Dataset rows
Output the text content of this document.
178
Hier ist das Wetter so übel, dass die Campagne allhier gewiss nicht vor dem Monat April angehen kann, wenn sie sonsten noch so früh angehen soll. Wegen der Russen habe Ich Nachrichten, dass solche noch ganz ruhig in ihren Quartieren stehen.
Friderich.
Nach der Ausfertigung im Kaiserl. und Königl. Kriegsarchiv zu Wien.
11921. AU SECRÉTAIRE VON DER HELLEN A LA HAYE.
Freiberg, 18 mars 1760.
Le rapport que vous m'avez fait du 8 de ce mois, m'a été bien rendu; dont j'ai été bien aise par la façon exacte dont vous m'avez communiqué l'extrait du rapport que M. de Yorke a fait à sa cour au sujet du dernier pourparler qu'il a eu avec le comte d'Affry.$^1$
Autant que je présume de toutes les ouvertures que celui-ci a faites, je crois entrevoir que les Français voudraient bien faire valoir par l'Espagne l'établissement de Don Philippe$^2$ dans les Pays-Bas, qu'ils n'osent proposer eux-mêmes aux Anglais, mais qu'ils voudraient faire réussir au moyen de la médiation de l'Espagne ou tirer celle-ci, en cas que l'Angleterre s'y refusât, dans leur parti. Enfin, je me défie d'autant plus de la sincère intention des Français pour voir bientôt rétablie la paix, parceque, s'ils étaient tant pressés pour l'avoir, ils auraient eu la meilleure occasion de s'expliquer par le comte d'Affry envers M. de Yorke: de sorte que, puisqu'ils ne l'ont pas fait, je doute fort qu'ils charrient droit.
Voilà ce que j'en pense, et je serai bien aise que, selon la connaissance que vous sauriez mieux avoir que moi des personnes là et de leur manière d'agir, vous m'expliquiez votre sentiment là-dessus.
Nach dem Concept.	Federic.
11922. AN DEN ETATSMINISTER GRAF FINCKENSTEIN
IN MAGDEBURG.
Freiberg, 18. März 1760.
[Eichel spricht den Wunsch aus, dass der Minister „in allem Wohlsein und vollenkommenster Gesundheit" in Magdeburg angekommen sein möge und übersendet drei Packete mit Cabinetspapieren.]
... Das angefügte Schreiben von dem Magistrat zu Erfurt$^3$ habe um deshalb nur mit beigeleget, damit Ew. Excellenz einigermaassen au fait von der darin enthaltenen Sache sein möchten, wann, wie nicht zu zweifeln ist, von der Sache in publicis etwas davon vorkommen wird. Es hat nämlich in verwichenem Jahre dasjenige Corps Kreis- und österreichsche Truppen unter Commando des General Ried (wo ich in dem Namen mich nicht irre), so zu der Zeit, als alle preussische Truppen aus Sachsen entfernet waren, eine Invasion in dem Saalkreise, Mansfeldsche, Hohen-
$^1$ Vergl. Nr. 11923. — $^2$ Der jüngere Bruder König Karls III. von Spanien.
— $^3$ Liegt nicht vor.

▶ [GIVEN EXERCISE] Go through the material above and copy each line that has the word "dass".

▶ [TASK RESPONSE]
Hier ist das Wetter so übel, dass die Campagne allhier gewiss nicht vor dem Monat April angehen kann, wenn sie sonsten noch so früh angehen soll. Wegen der Russen habe Ich Nachrichten, dass solche noch ganz ruhig in ihren Quartieren stehen.
[Eichel spricht den Wunsch aus, dass der Minister „in allem Wohlsein und vollenkommenster Gesundheit" in Magdeburg angekommen sein möge und übersendet drei Packete mit Cabinetspapieren.]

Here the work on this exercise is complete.